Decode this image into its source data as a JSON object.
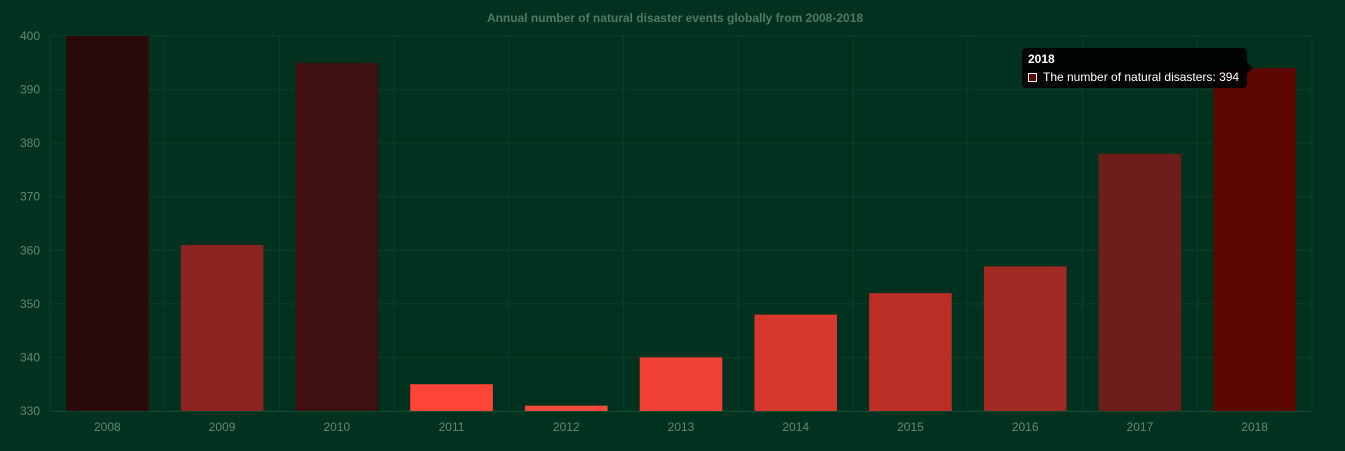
{
  "chart_data": {
    "type": "bar",
    "title": "Annual number of natural disaster events globally from 2008-2018",
    "categories": [
      "2008",
      "2009",
      "2010",
      "2011",
      "2012",
      "2013",
      "2014",
      "2015",
      "2016",
      "2017",
      "2018"
    ],
    "series": [
      {
        "name": "The number of natural disasters",
        "values": [
          400,
          361,
          395,
          335,
          331,
          340,
          348,
          352,
          357,
          378,
          394
        ]
      }
    ],
    "bar_colors": [
      "#2a0a0b",
      "#8b2420",
      "#3f1010",
      "#ff4538",
      "#f44b3d",
      "#f04136",
      "#d6382e",
      "#bc2f27",
      "#a12a25",
      "#6e1d1b",
      "#5c0700"
    ],
    "ylim": [
      330,
      400
    ],
    "yticks": [
      330,
      340,
      350,
      360,
      370,
      380,
      390,
      400
    ],
    "xlabel": "",
    "ylabel": "",
    "grid": true,
    "legend": "none"
  },
  "tooltip": {
    "title": "2018",
    "label": "The number of natural disasters: 394",
    "swatch_color": "#5c0700"
  }
}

^^^^^^^^^^^^^^^^

Which lines contain "natural"? Show each of them.

    "title": "Annual number of natural disaster events globally from 2008-2018",
        "name": "The number of natural disasters",
    "label": "The number of natural disasters: 394",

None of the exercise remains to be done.